### Exercise aim:
Transcribe all of the data exactly. Omit the pictures.

### Records for processing

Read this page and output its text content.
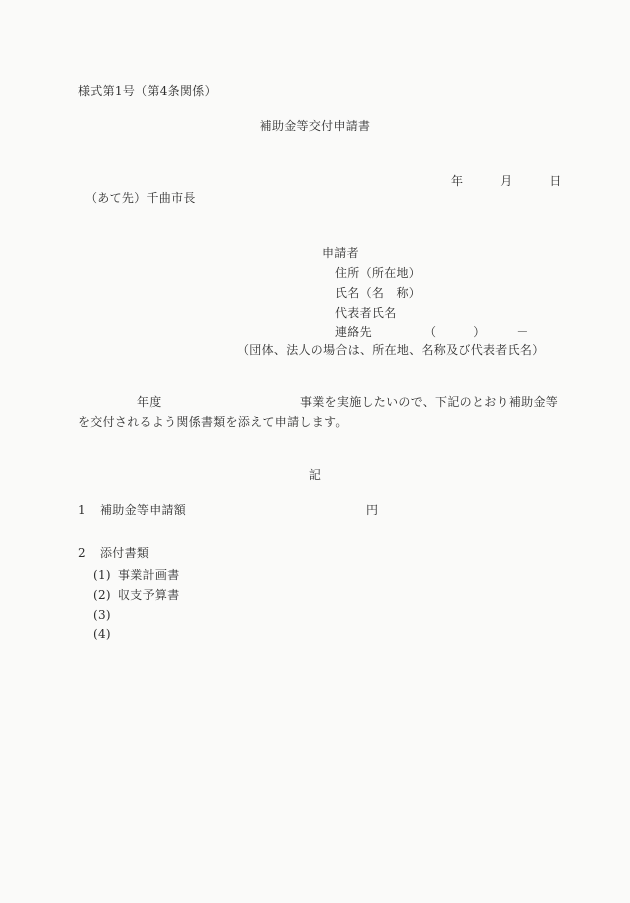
様式第1号（第4条関係）
補助金等交付申請書
年　　　月　　　日
（あて先）千曲市長
申請者
住所（所在地）
氏名（名　称）
代表者氏名
連絡先	（　　　）　　　－
（団体、法人の場合は、所在地、名称及び代表者氏名）
年度	事業を実施したいので、下記のとおり補助金等
を交付されるよう関係書類を添えて申請します。
記
1 補助金等申請額	円
2 添付書類
(1) 事業計画書
(2) 収支予算書
(3)
(4)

######

### The response:
Read this page and output its text content.
様式第1号（第4条関係）
補助金等交付申請書
年　　　月　　　日
（あて先）千曲市長
申請者
住所（所在地）
氏名（名　称）
代表者氏名
連絡先	（　　　）　　　－
（団体、法人の場合は、所在地、名称及び代表者氏名）
年度	事業を実施したいので、下記のとおり補助金等
を交付されるよう関係書類を添えて申請します。
記
1 補助金等申請額	円
2 添付書類
(1) 事業計画書
(2) 収支予算書
(3)
(4)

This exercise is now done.